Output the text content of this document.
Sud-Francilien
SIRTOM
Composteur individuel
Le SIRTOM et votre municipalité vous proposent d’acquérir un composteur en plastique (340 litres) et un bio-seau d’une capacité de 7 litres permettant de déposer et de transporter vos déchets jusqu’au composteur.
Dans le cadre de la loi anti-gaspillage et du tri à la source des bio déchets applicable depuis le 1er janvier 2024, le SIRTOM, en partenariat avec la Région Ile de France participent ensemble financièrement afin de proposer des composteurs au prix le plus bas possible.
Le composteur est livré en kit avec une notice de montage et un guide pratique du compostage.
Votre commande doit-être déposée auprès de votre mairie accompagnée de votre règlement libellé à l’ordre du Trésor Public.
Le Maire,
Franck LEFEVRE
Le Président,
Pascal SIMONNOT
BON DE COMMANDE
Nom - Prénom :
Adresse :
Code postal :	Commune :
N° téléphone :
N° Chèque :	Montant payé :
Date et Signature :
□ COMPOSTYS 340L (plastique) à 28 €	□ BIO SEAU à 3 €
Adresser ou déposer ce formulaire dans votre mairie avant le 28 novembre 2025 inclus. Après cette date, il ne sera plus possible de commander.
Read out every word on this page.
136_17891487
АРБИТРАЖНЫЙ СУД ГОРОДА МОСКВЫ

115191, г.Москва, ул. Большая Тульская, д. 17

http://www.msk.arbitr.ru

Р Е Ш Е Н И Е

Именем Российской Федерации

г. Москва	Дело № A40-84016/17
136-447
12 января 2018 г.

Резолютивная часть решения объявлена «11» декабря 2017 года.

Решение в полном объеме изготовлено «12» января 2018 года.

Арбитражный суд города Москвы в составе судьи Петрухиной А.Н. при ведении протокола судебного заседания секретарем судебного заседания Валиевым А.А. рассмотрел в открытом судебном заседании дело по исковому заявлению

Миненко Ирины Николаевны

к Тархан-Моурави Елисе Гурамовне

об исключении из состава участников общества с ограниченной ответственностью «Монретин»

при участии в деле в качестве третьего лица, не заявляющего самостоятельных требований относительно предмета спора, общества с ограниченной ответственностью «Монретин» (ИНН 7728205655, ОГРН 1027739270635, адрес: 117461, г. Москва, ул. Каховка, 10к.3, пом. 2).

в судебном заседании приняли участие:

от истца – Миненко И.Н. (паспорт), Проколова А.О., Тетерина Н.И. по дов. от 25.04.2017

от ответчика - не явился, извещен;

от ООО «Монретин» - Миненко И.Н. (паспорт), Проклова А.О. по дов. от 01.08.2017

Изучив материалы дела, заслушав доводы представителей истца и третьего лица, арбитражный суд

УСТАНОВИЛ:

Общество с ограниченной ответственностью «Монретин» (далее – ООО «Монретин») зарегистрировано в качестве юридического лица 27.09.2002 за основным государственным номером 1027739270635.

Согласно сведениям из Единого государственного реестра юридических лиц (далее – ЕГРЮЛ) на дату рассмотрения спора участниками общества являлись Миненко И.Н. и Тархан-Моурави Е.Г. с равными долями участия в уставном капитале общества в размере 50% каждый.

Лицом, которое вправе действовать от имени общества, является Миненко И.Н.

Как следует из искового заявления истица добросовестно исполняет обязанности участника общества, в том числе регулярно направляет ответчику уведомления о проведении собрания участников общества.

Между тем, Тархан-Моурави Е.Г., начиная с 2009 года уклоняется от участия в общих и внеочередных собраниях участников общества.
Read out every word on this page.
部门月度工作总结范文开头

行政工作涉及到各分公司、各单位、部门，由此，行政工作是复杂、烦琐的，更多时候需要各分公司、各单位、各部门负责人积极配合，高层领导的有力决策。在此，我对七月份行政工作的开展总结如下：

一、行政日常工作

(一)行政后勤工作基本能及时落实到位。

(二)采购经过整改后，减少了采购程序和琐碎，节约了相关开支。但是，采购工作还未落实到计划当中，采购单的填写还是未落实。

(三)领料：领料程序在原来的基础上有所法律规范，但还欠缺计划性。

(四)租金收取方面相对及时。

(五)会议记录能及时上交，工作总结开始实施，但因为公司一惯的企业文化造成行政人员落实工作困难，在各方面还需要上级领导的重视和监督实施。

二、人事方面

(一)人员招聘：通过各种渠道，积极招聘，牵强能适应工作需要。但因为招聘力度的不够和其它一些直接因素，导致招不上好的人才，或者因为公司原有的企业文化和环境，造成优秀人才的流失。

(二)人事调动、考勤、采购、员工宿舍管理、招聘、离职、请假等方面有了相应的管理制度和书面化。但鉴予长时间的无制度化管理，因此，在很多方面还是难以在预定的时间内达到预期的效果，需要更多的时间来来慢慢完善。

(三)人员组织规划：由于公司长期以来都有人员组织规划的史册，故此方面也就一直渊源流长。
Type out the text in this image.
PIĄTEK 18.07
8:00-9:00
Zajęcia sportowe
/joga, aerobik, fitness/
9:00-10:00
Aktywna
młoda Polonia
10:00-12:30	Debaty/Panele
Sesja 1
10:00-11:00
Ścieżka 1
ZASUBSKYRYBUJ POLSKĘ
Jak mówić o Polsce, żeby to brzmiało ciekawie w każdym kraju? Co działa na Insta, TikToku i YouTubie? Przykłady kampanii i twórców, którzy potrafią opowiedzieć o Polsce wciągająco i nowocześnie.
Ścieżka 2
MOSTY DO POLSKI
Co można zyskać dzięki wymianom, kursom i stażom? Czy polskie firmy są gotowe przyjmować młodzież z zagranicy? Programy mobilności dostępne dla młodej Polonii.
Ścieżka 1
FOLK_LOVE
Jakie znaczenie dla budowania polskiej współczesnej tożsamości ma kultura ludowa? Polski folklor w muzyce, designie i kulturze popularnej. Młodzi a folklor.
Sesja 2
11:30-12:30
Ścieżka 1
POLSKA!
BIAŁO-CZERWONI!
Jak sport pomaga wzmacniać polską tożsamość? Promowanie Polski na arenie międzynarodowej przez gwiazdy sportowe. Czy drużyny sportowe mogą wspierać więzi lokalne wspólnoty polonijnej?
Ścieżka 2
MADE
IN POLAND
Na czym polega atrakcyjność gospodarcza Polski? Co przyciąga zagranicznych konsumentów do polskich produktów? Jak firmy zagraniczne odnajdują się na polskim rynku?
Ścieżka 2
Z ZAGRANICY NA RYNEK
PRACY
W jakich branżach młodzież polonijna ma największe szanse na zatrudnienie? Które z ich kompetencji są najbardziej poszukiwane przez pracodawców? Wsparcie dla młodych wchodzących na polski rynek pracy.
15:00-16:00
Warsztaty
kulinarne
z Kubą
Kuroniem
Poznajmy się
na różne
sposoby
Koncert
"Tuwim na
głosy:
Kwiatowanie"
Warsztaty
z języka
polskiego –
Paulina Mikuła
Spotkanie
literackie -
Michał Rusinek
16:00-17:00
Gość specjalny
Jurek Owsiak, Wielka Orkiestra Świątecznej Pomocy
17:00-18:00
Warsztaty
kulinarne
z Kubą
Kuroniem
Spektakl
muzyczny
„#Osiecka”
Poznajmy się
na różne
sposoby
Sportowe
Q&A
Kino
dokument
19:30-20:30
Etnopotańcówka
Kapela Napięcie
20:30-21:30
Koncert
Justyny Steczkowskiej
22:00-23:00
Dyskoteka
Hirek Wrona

+ + + + + + +

WORK INSTRUCTIONS:
Exactly reproduce the material above.

PROBLEM SOLUTION:
Output the text content of this document.
Sud-Francilien
SIRTOM
Composteur individuel
Le SIRTOM et votre municipalité vous proposent d’acquérir un composteur en plastique (340 litres) et un bio-seau d’une capacité de 7 litres permettant de déposer et de transporter vos déchets jusqu’au composteur.
Dans le cadre de la loi anti-gaspillage et du tri à la source des bio déchets applicable depuis le 1er janvier 2024, le SIRTOM, en partenariat avec la Région Ile de France participent ensemble financièrement afin de proposer des composteurs au prix le plus bas possible.
Le composteur est livré en kit avec une notice de montage et un guide pratique du compostage.
Votre commande doit-être déposée auprès de votre mairie accompagnée de votre règlement libellé à l’ordre du Trésor Public.
Le Maire,
Franck LEFEVRE
Le Président,
Pascal SIMONNOT
BON DE COMMANDE
Nom - Prénom :
Adresse :
Code postal :	Commune :
N° téléphone :
N° Chèque :	Montant payé :
Date et Signature :
□ COMPOSTYS 340L (plastique) à 28 €	□ BIO SEAU à 3 €
Adresser ou déposer ce formulaire dans votre mairie avant le 28 novembre 2025 inclus. Après cette date, il ne sera plus possible de commander.
Read out every word on this page.
136_17891487
АРБИТРАЖНЫЙ СУД ГОРОДА МОСКВЫ

115191, г.Москва, ул. Большая Тульская, д. 17

http://www.msk.arbitr.ru

Р Е Ш Е Н И Е

Именем Российской Федерации

г. Москва	Дело № A40-84016/17
136-447
12 января 2018 г.

Резолютивная часть решения объявлена «11» декабря 2017 года.

Решение в полном объеме изготовлено «12» января 2018 года.

Арбитражный суд города Москвы в составе судьи Петрухиной А.Н. при ведении протокола судебного заседания секретарем судебного заседания Валиевым А.А. рассмотрел в открытом судебном заседании дело по исковому заявлению

Миненко Ирины Николаевны

к Тархан-Моурави Елисе Гурамовне

об исключении из состава участников общества с ограниченной ответственностью «Монретин»

при участии в деле в качестве третьего лица, не заявляющего самостоятельных требований относительно предмета спора, общества с ограниченной ответственностью «Монретин» (ИНН 7728205655, ОГРН 1027739270635, адрес: 117461, г. Москва, ул. Каховка, 10к.3, пом. 2).

в судебном заседании приняли участие:

от истца – Миненко И.Н. (паспорт), Проколова А.О., Тетерина Н.И. по дов. от 25.04.2017

от ответчика - не явился, извещен;

от ООО «Монретин» - Миненко И.Н. (паспорт), Проклова А.О. по дов. от 01.08.2017

Изучив материалы дела, заслушав доводы представителей истца и третьего лица, арбитражный суд

УСТАНОВИЛ:

Общество с ограниченной ответственностью «Монретин» (далее – ООО «Монретин») зарегистрировано в качестве юридического лица 27.09.2002 за основным государственным номером 1027739270635.

Согласно сведениям из Единого государственного реестра юридических лиц (далее – ЕГРЮЛ) на дату рассмотрения спора участниками общества являлись Миненко И.Н. и Тархан-Моурави Е.Г. с равными долями участия в уставном капитале общества в размере 50% каждый.

Лицом, которое вправе действовать от имени общества, является Миненко И.Н.

Как следует из искового заявления истица добросовестно исполняет обязанности участника общества, в том числе регулярно направляет ответчику уведомления о проведении собрания участников общества.

Между тем, Тархан-Моурави Е.Г., начиная с 2009 года уклоняется от участия в общих и внеочередных собраниях участников общества.
Read out every word on this page.
部门月度工作总结范文开头

行政工作涉及到各分公司、各单位、部门，由此，行政工作是复杂、烦琐的，更多时候需要各分公司、各单位、各部门负责人积极配合，高层领导的有力决策。在此，我对七月份行政工作的开展总结如下：

一、行政日常工作

(一)行政后勤工作基本能及时落实到位。

(二)采购经过整改后，减少了采购程序和琐碎，节约了相关开支。但是，采购工作还未落实到计划当中，采购单的填写还是未落实。

(三)领料：领料程序在原来的基础上有所法律规范，但还欠缺计划性。

(四)租金收取方面相对及时。

(五)会议记录能及时上交，工作总结开始实施，但因为公司一惯的企业文化造成行政人员落实工作困难，在各方面还需要上级领导的重视和监督实施。

二、人事方面

(一)人员招聘：通过各种渠道，积极招聘，牵强能适应工作需要。但因为招聘力度的不够和其它一些直接因素，导致招不上好的人才，或者因为公司原有的企业文化和环境，造成优秀人才的流失。

(二)人事调动、考勤、采购、员工宿舍管理、招聘、离职、请假等方面有了相应的管理制度和书面化。但鉴予长时间的无制度化管理，因此，在很多方面还是难以在预定的时间内达到预期的效果，需要更多的时间来来慢慢完善。

(三)人员组织规划：由于公司长期以来都有人员组织规划的史册，故此方面也就一直渊源流长。
Type out the text in this image.
PIĄTEK 18.07
8:00-9:00
Zajęcia sportowe
/joga, aerobik, fitness/
9:00-10:00
Aktywna
młoda Polonia
10:00-12:30	Debaty/Panele
Sesja 1
10:00-11:00
Ścieżka 1
ZASUBSKYRYBUJ POLSKĘ
Jak mówić o Polsce, żeby to brzmiało ciekawie w każdym kraju? Co działa na Insta, TikToku i YouTubie? Przykłady kampanii i twórców, którzy potrafią opowiedzieć o Polsce wciągająco i nowocześnie.
Ścieżka 2
MOSTY DO POLSKI
Co można zyskać dzięki wymianom, kursom i stażom? Czy polskie firmy są gotowe przyjmować młodzież z zagranicy? Programy mobilności dostępne dla młodej Polonii.
Ścieżka 1
FOLK_LOVE
Jakie znaczenie dla budowania polskiej współczesnej tożsamości ma kultura ludowa? Polski folklor w muzyce, designie i kulturze popularnej. Młodzi a folklor.
Sesja 2
11:30-12:30
Ścieżka 1
POLSKA!
BIAŁO-CZERWONI!
Jak sport pomaga wzmacniać polską tożsamość? Promowanie Polski na arenie międzynarodowej przez gwiazdy sportowe. Czy drużyny sportowe mogą wspierać więzi lokalne wspólnoty polonijnej?
Ścieżka 2
MADE
IN POLAND
Na czym polega atrakcyjność gospodarcza Polski? Co przyciąga zagranicznych konsumentów do polskich produktów? Jak firmy zagraniczne odnajdują się na polskim rynku?
Ścieżka 2
Z ZAGRANICY NA RYNEK
PRACY
W jakich branżach młodzież polonijna ma największe szanse na zatrudnienie? Które z ich kompetencji są najbardziej poszukiwane przez pracodawców? Wsparcie dla młodych wchodzących na polski rynek pracy.
15:00-16:00
Warsztaty
kulinarne
z Kubą
Kuroniem
Poznajmy się
na różne
sposoby
Koncert
"Tuwim na
głosy:
Kwiatowanie"
Warsztaty
z języka
polskiego –
Paulina Mikuła
Spotkanie
literackie -
Michał Rusinek
16:00-17:00
Gość specjalny
Jurek Owsiak, Wielka Orkiestra Świątecznej Pomocy
17:00-18:00
Warsztaty
kulinarne
z Kubą
Kuroniem
Spektakl
muzyczny
„#Osiecka”
Poznajmy się
na różne
sposoby
Sportowe
Q&A
Kino
dokument
19:30-20:30
Etnopotańcówka
Kapela Napięcie
20:30-21:30
Koncert
Justyny Steczkowskiej
22:00-23:00
Dyskoteka
Hirek Wrona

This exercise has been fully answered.